• **What to produce**: Within the records that follow, find every line containing the string "content". Copy those lines.
** START Raw data **
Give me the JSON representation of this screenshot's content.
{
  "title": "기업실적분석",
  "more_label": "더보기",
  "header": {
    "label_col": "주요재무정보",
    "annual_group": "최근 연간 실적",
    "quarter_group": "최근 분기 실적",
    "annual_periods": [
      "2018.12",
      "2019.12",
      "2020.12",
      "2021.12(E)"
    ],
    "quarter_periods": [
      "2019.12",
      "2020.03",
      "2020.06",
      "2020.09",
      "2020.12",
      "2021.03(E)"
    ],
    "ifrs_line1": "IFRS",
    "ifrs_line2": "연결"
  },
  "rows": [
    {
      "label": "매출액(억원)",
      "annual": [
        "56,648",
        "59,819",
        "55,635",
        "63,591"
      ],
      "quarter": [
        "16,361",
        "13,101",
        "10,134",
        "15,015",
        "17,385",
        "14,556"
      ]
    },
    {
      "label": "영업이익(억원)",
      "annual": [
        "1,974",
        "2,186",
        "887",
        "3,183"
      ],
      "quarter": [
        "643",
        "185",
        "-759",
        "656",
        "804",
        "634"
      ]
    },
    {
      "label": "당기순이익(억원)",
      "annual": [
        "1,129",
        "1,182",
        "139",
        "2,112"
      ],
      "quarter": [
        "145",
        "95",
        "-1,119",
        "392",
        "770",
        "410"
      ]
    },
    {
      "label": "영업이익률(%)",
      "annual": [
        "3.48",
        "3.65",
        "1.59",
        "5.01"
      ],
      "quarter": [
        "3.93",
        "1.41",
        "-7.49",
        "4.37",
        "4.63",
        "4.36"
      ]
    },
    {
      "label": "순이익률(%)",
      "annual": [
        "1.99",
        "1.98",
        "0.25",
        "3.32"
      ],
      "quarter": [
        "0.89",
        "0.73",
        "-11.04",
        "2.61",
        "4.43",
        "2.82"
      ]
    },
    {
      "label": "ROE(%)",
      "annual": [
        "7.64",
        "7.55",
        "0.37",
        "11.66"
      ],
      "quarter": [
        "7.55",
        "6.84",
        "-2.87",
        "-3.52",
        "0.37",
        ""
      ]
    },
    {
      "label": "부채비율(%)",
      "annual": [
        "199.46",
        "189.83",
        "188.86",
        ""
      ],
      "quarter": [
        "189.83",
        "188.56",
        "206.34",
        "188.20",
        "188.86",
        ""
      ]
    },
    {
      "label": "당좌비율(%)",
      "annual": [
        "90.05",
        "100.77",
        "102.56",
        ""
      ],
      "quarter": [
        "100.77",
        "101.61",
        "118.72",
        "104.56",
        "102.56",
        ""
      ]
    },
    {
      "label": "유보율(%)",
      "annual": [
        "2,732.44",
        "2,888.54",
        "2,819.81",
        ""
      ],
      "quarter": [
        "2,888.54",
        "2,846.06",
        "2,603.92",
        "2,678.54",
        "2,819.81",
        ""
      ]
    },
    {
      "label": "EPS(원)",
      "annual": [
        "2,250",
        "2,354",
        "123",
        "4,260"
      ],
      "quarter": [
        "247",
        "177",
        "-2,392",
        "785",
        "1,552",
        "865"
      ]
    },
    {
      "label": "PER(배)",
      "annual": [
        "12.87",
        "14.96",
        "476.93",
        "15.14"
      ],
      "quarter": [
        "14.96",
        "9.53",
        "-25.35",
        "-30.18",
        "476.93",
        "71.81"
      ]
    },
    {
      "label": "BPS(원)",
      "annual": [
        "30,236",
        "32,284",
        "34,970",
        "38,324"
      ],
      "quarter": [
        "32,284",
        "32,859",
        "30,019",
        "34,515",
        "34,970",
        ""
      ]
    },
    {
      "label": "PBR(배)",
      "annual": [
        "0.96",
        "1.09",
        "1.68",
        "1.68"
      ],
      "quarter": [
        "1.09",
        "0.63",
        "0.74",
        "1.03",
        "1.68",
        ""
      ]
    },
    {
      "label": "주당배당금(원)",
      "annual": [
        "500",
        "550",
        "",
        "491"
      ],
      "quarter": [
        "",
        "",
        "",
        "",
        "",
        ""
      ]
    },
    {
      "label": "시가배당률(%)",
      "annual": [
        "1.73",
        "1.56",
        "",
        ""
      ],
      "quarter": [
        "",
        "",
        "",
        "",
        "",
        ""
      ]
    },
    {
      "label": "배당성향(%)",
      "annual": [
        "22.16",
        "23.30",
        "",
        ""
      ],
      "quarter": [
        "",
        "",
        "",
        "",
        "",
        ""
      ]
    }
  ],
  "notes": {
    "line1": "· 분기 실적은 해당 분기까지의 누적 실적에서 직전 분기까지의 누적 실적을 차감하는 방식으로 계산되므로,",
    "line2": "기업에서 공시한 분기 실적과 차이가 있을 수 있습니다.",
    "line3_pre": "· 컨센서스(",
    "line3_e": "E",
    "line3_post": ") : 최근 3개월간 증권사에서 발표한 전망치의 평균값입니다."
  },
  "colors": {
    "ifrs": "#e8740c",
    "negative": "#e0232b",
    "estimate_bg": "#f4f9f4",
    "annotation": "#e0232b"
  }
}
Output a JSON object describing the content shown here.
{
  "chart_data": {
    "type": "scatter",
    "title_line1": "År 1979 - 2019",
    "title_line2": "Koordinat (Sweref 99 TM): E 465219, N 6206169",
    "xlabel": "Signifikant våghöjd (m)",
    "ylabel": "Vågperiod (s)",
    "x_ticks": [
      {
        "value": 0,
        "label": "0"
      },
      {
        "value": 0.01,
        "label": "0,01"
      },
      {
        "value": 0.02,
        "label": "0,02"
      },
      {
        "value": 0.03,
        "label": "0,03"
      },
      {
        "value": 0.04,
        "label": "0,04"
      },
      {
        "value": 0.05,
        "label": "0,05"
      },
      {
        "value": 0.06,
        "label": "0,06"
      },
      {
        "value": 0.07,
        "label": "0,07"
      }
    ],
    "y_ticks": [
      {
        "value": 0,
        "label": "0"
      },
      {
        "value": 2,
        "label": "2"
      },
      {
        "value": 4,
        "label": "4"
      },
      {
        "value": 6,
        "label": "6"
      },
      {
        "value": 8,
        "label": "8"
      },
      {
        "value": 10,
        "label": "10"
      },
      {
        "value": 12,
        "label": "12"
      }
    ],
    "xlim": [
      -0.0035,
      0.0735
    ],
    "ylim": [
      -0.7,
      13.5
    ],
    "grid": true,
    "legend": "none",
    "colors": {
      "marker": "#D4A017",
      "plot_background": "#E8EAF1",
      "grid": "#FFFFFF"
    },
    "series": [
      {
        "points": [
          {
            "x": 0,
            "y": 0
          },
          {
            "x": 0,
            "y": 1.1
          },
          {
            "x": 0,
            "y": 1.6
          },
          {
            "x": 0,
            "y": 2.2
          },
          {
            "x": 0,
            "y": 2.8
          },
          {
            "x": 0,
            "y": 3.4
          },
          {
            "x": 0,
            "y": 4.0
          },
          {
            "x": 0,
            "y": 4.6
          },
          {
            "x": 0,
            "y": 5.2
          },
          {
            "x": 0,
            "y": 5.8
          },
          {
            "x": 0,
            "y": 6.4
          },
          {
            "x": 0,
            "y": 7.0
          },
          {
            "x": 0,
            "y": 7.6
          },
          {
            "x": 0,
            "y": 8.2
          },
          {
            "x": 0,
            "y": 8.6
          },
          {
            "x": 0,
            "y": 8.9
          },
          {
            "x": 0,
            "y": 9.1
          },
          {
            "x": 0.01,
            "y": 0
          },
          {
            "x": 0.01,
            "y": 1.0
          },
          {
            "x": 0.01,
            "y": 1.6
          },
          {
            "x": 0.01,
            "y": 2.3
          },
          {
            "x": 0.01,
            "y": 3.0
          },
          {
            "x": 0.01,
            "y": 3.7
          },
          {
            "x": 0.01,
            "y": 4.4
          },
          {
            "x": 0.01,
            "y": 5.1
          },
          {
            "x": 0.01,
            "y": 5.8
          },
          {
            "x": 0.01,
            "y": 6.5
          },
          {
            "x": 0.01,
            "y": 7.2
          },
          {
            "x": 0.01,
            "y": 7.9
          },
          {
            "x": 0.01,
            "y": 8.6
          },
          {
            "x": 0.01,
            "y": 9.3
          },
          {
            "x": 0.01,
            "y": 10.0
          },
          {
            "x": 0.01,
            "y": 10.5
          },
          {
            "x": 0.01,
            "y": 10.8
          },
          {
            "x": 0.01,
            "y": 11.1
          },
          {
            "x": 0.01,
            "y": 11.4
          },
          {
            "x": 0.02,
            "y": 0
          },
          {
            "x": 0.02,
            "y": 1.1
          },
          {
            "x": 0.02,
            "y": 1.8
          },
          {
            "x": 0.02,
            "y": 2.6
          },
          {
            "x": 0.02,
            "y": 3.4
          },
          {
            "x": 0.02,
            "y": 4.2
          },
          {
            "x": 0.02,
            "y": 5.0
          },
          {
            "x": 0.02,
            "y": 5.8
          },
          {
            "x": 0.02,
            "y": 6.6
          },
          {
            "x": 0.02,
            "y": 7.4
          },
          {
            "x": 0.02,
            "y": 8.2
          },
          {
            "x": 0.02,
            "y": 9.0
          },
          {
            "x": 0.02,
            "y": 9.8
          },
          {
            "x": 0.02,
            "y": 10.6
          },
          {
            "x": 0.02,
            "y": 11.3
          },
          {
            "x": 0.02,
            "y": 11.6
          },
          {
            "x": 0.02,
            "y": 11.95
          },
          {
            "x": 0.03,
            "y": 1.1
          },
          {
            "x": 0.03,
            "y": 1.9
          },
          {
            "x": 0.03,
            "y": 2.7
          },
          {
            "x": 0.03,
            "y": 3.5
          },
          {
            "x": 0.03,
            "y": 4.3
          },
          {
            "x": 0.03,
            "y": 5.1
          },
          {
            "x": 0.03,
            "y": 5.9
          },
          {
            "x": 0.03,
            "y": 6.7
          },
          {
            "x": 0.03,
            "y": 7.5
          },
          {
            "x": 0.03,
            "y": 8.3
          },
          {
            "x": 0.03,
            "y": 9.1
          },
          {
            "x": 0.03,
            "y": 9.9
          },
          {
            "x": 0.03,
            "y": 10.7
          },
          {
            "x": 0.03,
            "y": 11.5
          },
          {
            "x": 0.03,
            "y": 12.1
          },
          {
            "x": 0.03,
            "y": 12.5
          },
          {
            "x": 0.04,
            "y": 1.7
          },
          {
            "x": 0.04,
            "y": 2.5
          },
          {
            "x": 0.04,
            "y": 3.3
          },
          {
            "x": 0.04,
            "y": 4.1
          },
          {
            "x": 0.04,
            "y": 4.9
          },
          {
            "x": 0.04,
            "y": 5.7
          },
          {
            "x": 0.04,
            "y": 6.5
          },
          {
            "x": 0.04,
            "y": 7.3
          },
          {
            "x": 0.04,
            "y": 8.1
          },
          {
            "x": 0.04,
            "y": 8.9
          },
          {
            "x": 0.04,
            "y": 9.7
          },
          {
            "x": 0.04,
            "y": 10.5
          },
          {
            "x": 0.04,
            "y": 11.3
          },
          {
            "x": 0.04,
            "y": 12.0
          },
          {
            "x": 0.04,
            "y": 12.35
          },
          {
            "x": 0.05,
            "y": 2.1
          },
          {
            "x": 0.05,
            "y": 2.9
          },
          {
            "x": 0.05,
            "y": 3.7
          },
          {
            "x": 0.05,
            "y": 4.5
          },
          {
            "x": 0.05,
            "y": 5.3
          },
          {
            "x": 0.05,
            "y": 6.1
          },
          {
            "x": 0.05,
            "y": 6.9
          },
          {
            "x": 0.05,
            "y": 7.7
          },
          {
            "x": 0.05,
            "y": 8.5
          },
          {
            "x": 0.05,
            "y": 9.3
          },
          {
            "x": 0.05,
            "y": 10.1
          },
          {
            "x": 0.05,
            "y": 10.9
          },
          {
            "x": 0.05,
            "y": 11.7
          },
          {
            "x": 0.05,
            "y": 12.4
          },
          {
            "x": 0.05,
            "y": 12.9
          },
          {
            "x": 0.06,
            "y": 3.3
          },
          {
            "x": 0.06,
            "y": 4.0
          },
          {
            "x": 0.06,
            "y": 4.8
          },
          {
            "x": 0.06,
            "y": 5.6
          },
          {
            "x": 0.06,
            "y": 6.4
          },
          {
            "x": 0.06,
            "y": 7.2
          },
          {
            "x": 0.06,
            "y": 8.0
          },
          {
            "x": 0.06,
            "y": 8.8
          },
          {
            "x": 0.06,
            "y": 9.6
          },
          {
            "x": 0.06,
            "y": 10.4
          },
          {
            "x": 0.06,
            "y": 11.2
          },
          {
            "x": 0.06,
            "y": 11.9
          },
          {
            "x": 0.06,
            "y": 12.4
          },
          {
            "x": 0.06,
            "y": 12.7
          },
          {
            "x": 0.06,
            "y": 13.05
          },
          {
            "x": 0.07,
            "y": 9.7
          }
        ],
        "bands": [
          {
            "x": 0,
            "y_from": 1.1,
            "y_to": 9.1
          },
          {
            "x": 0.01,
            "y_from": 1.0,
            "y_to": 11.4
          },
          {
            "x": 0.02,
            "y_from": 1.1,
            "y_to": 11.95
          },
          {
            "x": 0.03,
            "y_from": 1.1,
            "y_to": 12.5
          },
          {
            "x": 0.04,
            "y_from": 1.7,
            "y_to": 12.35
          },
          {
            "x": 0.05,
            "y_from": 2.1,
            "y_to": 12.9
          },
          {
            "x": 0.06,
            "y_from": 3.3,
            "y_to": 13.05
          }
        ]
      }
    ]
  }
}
** END Raw data **
• **The completed task**:
Give me the JSON representation of this screenshot's content.
Output a JSON object describing the content shown here.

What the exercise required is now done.